#### WHAT IS BEING ASKED
List all lines of the data containing the word "PODACI".
★ ★ ★ ★ ★
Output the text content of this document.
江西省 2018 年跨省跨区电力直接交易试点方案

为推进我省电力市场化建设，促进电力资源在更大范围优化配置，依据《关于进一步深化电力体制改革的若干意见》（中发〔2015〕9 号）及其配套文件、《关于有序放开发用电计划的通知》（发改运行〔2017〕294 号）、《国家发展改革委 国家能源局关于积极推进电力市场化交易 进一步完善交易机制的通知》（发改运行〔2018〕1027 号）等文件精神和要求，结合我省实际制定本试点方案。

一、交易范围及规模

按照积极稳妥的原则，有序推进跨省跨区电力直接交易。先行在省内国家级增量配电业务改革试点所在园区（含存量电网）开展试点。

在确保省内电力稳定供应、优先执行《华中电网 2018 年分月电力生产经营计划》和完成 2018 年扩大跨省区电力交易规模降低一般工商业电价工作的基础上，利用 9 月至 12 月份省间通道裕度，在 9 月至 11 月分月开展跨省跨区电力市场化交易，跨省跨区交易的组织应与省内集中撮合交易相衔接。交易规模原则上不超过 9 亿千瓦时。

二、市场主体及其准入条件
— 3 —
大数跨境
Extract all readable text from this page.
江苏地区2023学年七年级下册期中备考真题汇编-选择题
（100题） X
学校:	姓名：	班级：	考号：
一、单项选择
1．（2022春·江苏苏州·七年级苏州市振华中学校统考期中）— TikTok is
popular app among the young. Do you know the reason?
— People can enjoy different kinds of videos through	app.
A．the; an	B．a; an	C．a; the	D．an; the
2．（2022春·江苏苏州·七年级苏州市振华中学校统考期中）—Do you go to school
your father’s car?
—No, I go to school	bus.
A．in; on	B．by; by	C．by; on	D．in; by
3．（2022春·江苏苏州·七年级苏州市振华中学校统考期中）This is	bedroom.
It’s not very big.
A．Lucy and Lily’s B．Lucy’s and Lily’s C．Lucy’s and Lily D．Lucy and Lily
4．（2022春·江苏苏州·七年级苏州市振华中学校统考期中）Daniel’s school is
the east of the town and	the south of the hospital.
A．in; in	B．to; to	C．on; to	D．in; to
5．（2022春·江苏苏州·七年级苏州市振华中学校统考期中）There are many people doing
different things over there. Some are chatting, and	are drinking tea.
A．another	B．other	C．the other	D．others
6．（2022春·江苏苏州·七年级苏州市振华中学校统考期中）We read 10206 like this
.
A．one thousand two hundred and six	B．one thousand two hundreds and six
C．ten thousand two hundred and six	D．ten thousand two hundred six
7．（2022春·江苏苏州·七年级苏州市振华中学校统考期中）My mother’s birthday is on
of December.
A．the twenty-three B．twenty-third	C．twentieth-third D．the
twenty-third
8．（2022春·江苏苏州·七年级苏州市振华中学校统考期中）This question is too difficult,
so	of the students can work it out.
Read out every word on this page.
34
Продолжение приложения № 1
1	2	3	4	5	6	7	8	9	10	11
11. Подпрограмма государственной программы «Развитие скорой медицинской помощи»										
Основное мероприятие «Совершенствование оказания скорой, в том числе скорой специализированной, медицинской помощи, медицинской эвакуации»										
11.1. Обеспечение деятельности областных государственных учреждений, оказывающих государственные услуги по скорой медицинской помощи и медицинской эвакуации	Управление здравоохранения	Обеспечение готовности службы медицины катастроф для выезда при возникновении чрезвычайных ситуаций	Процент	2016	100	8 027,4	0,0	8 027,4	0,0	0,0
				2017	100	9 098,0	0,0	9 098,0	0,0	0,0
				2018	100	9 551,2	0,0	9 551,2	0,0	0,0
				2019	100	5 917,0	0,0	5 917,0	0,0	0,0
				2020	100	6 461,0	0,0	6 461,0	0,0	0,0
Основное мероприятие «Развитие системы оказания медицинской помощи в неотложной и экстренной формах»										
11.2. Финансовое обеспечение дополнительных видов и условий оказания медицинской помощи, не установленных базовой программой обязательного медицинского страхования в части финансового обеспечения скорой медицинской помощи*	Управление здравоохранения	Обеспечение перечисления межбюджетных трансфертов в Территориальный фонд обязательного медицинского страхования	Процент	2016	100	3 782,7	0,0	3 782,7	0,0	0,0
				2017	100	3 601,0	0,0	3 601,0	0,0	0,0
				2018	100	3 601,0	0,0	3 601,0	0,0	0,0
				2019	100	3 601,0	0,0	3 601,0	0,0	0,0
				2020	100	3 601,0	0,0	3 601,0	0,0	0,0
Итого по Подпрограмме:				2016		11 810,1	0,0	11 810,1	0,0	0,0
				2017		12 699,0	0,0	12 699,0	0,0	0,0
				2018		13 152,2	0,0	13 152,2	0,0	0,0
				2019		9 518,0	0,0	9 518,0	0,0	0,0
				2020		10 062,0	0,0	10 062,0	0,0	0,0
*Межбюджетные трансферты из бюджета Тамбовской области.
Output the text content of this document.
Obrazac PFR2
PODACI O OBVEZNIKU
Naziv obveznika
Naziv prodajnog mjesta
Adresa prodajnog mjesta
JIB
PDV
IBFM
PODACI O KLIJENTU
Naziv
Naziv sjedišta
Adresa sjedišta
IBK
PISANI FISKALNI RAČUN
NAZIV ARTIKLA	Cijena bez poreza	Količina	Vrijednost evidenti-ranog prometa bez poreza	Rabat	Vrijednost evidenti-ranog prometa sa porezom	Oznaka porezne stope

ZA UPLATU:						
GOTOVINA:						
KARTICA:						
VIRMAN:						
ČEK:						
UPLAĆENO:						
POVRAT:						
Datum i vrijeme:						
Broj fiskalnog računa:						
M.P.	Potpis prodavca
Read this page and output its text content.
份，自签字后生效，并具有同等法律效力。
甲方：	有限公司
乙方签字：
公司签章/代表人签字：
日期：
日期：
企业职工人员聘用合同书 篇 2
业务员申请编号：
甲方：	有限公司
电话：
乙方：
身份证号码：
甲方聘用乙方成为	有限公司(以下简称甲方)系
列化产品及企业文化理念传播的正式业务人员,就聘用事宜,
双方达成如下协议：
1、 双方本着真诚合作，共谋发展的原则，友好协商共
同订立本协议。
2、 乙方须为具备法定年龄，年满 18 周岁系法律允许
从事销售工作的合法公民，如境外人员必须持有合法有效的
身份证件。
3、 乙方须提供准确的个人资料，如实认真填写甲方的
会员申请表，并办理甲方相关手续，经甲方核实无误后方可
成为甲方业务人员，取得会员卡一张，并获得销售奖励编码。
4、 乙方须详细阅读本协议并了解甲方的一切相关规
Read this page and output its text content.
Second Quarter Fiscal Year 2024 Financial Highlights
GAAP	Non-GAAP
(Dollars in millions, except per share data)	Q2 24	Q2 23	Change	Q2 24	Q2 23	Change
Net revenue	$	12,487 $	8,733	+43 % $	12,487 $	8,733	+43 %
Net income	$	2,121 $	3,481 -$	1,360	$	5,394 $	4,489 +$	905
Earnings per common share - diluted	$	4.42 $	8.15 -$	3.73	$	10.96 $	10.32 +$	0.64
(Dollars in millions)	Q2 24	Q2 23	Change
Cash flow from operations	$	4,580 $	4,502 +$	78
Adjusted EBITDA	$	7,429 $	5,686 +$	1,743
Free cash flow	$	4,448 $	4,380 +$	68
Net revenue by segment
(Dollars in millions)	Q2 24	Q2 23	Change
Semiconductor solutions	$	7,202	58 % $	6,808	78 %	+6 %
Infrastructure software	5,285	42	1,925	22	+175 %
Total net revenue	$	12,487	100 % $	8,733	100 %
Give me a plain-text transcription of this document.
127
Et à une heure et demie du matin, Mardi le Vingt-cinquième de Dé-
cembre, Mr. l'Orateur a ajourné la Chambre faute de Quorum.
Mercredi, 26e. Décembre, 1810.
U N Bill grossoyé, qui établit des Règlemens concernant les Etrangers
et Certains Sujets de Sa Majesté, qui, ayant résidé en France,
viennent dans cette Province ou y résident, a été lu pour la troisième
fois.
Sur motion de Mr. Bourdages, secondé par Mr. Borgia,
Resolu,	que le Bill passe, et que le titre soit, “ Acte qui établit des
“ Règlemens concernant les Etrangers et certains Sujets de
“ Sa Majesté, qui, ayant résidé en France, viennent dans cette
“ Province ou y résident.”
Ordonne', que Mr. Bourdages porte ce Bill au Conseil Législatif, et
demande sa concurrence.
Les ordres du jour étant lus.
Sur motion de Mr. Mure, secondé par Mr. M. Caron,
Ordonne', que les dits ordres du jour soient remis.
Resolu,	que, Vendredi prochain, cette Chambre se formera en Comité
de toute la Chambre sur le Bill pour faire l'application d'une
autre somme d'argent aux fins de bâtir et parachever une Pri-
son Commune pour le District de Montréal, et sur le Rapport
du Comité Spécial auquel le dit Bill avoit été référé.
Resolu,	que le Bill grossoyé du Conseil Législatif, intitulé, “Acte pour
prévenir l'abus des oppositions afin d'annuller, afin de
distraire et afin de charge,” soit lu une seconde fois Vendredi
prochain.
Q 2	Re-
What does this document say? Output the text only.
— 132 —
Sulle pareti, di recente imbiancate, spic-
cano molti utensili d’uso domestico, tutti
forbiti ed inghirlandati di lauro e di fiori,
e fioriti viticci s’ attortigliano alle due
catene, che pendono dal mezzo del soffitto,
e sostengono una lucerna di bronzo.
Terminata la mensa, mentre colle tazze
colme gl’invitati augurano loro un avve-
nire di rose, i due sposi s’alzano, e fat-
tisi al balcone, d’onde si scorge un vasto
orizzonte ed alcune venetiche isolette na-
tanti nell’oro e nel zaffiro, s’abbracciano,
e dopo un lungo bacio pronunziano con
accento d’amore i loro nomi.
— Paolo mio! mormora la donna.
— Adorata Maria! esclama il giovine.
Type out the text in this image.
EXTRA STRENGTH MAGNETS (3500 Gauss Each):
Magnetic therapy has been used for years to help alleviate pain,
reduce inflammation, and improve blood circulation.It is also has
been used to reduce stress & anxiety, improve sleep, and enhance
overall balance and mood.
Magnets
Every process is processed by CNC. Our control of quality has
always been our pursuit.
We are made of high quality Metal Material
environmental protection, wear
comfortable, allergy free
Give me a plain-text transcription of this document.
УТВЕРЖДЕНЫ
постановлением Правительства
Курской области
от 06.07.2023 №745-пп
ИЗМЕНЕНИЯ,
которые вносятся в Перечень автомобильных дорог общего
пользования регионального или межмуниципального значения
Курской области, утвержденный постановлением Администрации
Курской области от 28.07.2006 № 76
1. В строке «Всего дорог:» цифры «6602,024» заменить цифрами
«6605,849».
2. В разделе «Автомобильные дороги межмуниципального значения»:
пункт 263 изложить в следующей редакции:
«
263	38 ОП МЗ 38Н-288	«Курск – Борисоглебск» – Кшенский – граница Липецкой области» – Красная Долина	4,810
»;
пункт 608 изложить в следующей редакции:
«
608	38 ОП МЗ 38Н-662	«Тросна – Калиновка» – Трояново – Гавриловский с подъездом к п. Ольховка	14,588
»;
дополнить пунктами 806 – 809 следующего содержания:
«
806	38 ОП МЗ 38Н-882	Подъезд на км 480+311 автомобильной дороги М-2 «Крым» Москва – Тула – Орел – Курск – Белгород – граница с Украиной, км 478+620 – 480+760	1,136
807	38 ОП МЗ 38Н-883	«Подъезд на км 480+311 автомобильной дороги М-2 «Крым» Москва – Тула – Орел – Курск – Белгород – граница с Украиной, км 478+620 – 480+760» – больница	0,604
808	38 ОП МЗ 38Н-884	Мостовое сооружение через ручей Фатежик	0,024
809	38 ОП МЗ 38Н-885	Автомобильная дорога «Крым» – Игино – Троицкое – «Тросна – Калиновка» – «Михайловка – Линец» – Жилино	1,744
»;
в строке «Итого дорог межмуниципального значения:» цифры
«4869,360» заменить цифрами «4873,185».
★ ★ ★ ★ ★
#### REPLY TO THE TASK
PODACI O OBVEZNIKU
PODACI O KLIJENTU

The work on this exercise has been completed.